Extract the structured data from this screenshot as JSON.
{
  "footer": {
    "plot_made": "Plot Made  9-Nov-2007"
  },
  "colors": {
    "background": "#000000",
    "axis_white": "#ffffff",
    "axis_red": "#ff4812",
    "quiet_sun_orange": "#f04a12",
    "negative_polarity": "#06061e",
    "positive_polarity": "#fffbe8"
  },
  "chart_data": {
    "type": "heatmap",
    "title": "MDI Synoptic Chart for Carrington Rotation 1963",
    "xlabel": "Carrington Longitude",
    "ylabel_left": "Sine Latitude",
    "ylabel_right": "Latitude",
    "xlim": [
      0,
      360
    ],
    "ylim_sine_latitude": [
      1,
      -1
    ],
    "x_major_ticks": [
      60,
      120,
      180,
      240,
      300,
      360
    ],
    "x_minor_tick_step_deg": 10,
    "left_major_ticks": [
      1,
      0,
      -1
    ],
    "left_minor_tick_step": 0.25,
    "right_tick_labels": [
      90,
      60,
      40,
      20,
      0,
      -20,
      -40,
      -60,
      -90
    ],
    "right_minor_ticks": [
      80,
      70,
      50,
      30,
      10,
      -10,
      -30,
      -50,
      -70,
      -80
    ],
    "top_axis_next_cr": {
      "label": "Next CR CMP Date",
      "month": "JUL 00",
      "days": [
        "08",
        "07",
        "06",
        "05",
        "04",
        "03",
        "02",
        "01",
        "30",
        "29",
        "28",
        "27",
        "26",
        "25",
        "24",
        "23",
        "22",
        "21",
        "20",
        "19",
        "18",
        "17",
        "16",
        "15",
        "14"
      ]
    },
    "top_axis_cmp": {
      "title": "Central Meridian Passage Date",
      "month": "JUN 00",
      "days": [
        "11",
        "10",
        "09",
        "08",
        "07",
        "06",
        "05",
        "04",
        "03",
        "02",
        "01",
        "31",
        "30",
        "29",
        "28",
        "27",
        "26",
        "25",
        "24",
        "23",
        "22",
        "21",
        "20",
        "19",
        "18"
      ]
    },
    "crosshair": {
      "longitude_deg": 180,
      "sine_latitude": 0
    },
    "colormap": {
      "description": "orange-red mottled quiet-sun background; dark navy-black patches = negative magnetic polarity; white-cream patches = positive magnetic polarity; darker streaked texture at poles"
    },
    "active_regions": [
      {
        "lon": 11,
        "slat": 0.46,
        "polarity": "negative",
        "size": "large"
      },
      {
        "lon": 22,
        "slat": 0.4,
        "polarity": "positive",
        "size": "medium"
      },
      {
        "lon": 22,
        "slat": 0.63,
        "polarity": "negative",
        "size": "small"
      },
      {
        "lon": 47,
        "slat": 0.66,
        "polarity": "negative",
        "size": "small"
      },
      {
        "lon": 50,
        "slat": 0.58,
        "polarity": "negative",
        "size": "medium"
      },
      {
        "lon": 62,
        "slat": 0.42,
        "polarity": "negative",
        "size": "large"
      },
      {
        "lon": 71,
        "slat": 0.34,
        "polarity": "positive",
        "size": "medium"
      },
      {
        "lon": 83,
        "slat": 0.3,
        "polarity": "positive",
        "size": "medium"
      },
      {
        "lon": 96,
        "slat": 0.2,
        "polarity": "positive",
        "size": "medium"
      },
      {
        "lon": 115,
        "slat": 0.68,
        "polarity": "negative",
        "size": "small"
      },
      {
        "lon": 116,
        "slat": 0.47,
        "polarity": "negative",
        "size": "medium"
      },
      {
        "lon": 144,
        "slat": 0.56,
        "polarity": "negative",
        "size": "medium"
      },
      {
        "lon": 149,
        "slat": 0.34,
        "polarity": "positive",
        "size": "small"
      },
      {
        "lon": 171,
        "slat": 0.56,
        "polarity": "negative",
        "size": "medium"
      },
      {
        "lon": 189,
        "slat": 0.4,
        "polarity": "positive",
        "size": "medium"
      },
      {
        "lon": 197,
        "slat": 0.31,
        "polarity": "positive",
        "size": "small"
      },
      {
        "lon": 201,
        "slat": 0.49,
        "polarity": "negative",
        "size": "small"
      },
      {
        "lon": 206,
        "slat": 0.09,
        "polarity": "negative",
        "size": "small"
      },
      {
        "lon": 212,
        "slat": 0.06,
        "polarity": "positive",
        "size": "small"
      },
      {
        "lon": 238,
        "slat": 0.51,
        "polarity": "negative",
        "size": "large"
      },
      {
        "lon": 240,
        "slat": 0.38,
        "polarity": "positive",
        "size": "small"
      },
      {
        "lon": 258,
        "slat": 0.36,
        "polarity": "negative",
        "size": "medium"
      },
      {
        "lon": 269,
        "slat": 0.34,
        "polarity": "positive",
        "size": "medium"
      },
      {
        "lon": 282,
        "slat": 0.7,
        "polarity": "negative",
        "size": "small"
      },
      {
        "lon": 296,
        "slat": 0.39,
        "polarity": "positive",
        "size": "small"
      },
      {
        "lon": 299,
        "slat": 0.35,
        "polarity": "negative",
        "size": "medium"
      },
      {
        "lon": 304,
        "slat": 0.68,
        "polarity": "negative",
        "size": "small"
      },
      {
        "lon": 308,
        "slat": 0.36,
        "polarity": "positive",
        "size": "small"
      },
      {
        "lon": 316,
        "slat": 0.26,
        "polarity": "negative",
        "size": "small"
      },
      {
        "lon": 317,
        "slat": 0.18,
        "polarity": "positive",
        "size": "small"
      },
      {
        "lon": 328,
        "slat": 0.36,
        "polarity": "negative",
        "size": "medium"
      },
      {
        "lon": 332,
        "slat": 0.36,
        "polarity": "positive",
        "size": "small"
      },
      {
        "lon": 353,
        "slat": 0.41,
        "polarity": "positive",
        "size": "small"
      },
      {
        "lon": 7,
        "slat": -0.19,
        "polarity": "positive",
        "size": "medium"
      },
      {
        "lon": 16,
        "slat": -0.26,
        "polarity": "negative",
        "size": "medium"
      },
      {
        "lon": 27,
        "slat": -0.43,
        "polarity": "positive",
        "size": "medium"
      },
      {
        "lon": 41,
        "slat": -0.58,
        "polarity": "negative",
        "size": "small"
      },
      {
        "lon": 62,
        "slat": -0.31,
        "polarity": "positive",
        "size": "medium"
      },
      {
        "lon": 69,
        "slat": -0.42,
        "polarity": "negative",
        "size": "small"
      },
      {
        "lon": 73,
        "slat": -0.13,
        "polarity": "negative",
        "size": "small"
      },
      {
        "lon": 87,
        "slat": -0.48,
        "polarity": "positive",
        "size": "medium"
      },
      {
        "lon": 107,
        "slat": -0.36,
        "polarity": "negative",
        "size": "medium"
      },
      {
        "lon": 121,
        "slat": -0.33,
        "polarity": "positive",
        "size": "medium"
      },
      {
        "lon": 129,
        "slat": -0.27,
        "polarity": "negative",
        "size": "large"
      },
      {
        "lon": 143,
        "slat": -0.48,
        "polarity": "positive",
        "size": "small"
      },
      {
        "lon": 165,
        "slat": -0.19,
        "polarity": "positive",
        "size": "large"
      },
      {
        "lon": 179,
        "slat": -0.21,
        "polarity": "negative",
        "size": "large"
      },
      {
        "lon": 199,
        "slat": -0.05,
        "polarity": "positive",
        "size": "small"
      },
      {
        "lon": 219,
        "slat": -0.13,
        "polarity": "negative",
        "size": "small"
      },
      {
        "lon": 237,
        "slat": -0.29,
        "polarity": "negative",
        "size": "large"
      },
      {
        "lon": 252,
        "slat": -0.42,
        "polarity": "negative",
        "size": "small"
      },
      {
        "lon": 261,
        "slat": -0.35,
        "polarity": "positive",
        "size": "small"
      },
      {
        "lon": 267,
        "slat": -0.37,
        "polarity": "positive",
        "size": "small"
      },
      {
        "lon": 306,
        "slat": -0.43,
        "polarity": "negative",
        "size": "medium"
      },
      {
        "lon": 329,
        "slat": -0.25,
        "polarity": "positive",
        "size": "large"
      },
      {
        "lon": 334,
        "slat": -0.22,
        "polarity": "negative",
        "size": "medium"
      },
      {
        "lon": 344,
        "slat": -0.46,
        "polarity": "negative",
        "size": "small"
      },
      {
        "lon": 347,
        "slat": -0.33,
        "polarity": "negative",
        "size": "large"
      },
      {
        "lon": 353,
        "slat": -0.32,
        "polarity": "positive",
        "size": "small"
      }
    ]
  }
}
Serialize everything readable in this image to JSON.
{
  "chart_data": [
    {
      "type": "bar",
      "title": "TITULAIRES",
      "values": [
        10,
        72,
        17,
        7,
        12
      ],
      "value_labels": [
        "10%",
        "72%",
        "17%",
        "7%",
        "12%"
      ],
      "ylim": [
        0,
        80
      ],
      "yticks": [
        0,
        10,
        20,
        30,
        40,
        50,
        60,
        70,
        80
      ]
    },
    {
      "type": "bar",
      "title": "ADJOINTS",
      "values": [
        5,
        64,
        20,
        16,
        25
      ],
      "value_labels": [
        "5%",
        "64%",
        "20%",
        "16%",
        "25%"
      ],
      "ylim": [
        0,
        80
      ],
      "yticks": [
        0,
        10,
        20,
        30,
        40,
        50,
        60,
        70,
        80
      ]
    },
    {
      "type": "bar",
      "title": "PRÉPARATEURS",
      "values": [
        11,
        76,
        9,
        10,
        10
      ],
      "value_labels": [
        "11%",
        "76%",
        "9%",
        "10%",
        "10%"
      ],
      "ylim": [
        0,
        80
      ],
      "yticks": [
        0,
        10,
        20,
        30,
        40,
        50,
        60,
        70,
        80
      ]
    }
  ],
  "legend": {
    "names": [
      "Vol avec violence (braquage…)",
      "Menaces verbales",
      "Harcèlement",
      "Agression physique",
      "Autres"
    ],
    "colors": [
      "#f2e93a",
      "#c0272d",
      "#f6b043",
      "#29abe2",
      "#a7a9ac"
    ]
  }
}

───

State how many lines of the listing include "title", and nothing more.

5